→ Set exercise:
Give the material once more, word for word, without any images.

→ Supplied entries:
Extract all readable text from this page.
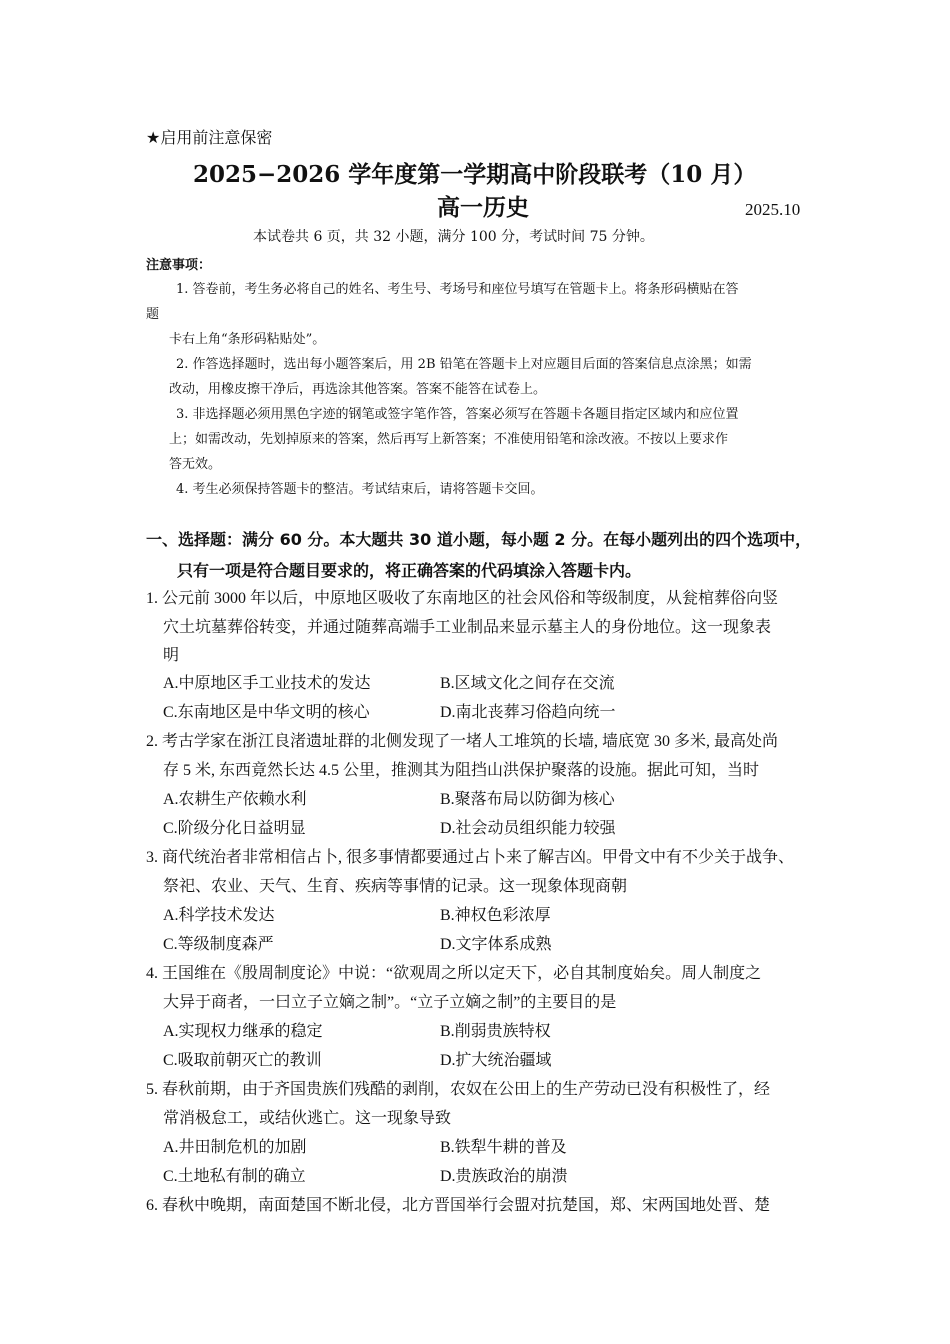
★启用前注意保密
2025−2026 学年度第一学期高中阶段联考（10 月）
高一历史	2025.10
本试卷共 6 页，共 32 小题，满分 100 分，考试时间 75 分钟。
注意事项：
1. 答卷前，考生务必将自己的姓名、考生号、考场号和座位号填写在管题卡上。将条形码横贴在答
题
卡右上角“条形码粘贴处”。
2. 作答选择题时，选出每小题答案后，用 2B 铅笔在答题卡上对应题目后面的答案信息点涂黑；如需
改动，用橡皮擦干净后，再选涂其他答案。答案不能答在试卷上。
3. 非选择题必须用黑色字迹的钢笔或签字笔作答，答案必须写在答题卡各题目指定区域内和应位置
上；如需改动，先划掉原来的答案，然后再写上新答案；不准使用铅笔和涂改液。不按以上要求作
答无效。
4. 考生必须保持答题卡的整洁。考试结束后，请将答题卡交回。
一、选择题：满分 60 分。本大题共 30 道小题，每小题 2 分。在每小题列出的四个选项中，
只有一项是符合题目要求的，将正确答案的代码填涂入答题卡内。
1. 公元前 3000 年以后，中原地区吸收了东南地区的社会风俗和等级制度，从瓮棺葬俗向竖
穴土坑墓葬俗转变，并通过随葬高端手工业制品来显示墓主人的身份地位。这一现象表
明
A.中原地区手工业技术的发达	B.区域文化之间存在交流
C.东南地区是中华文明的核心	D.南北丧葬习俗趋向统一
2. 考古学家在浙江良渚遗址群的北侧发现了一堵人工堆筑的长墙, 墙底宽 30 多米, 最高处尚
存 5 米, 东西竟然长达 4.5 公里，推测其为阻挡山洪保护聚落的设施。据此可知，当时
A.农耕生产依赖水利	B.聚落布局以防御为核心
C.阶级分化日益明显	D.社会动员组织能力较强
3. 商代统治者非常相信占卜, 很多事情都要通过占卜来了解吉凶。甲骨文中有不少关于战争、
祭祀、农业、天气、生育、疾病等事情的记录。这一现象体现商朝
A.科学技术发达	B.神权色彩浓厚
C.等级制度森严	D.文字体系成熟
4. 王国维在《殷周制度论》中说：“欲观周之所以定天下，必自其制度始矣。周人制度之
大异于商者，一曰立子立嫡之制”。“立子立嫡之制”的主要目的是
A.实现权力继承的稳定	B.削弱贵族特权
C.吸取前朝灭亡的教训	D.扩大统治疆域
5. 春秋前期，由于齐国贵族们残酷的剥削，农奴在公田上的生产劳动已没有积极性了，经
常消极怠工，或结伙逃亡。这一现象导致
A.井田制危机的加剧	B.铁犁牛耕的普及
C.土地私有制的确立	D.贵族政治的崩溃
6. 春秋中晚期，南面楚国不断北侵，北方晋国举行会盟对抗楚国，郑、宋两国地处晋、楚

→ Full answer:
Extract all readable text from this page.
★启用前注意保密
2025−2026 学年度第一学期高中阶段联考（10 月）
高一历史	2025.10
本试卷共 6 页，共 32 小题，满分 100 分，考试时间 75 分钟。
注意事项：
1. 答卷前，考生务必将自己的姓名、考生号、考场号和座位号填写在管题卡上。将条形码横贴在答
题
卡右上角“条形码粘贴处”。
2. 作答选择题时，选出每小题答案后，用 2B 铅笔在答题卡上对应题目后面的答案信息点涂黑；如需
改动，用橡皮擦干净后，再选涂其他答案。答案不能答在试卷上。
3. 非选择题必须用黑色字迹的钢笔或签字笔作答，答案必须写在答题卡各题目指定区域内和应位置
上；如需改动，先划掉原来的答案，然后再写上新答案；不准使用铅笔和涂改液。不按以上要求作
答无效。
4. 考生必须保持答题卡的整洁。考试结束后，请将答题卡交回。
一、选择题：满分 60 分。本大题共 30 道小题，每小题 2 分。在每小题列出的四个选项中，
只有一项是符合题目要求的，将正确答案的代码填涂入答题卡内。
1. 公元前 3000 年以后，中原地区吸收了东南地区的社会风俗和等级制度，从瓮棺葬俗向竖
穴土坑墓葬俗转变，并通过随葬高端手工业制品来显示墓主人的身份地位。这一现象表
明
A.中原地区手工业技术的发达	B.区域文化之间存在交流
C.东南地区是中华文明的核心	D.南北丧葬习俗趋向统一
2. 考古学家在浙江良渚遗址群的北侧发现了一堵人工堆筑的长墙, 墙底宽 30 多米, 最高处尚
存 5 米, 东西竟然长达 4.5 公里，推测其为阻挡山洪保护聚落的设施。据此可知，当时
A.农耕生产依赖水利	B.聚落布局以防御为核心
C.阶级分化日益明显	D.社会动员组织能力较强
3. 商代统治者非常相信占卜, 很多事情都要通过占卜来了解吉凶。甲骨文中有不少关于战争、
祭祀、农业、天气、生育、疾病等事情的记录。这一现象体现商朝
A.科学技术发达	B.神权色彩浓厚
C.等级制度森严	D.文字体系成熟
4. 王国维在《殷周制度论》中说：“欲观周之所以定天下，必自其制度始矣。周人制度之
大异于商者，一曰立子立嫡之制”。“立子立嫡之制”的主要目的是
A.实现权力继承的稳定	B.削弱贵族特权
C.吸取前朝灭亡的教训	D.扩大统治疆域
5. 春秋前期，由于齐国贵族们残酷的剥削，农奴在公田上的生产劳动已没有积极性了，经
常消极怠工，或结伙逃亡。这一现象导致
A.井田制危机的加剧	B.铁犁牛耕的普及
C.土地私有制的确立	D.贵族政治的崩溃
6. 春秋中晚期，南面楚国不断北侵，北方晋国举行会盟对抗楚国，郑、宋两国地处晋、楚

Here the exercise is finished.